Lines holding the string "username" are the ones to copy from this listing.

▸ **Dataset content**

* Begin *

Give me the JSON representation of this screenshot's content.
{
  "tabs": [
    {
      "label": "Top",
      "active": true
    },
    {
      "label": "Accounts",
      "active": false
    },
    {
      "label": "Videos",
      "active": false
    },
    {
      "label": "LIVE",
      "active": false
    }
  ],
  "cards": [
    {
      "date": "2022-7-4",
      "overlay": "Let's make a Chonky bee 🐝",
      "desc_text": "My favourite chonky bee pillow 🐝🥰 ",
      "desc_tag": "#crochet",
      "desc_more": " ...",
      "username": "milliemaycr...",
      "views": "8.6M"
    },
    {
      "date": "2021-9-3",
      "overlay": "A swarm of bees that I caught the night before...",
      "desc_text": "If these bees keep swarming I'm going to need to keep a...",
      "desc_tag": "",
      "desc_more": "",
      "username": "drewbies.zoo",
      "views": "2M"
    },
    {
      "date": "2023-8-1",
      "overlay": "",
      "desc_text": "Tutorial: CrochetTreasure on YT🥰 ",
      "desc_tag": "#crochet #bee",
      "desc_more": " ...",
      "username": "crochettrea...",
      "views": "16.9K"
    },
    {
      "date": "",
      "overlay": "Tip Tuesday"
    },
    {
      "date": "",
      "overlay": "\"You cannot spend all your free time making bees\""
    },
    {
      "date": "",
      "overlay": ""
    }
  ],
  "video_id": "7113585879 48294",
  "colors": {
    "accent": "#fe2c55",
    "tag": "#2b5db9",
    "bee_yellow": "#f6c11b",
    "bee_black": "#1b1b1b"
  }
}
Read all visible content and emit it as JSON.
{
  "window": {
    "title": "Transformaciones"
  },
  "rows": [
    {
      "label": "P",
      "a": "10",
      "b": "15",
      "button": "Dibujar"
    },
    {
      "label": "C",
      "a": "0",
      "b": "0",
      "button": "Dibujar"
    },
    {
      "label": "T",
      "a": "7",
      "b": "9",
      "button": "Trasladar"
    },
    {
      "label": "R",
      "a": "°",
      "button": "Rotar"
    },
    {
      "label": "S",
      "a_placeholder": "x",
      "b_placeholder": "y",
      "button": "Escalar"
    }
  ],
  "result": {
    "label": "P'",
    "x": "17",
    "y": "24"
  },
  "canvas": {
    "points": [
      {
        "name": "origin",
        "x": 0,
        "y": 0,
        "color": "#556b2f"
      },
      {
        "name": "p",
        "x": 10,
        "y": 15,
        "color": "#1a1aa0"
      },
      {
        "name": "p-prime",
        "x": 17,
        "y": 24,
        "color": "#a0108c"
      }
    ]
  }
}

* End *

▸ **Solution to this exercise**
      "username": "milliemaycr...",
      "username": "drewbies.zoo",
      "username": "crochettrea...",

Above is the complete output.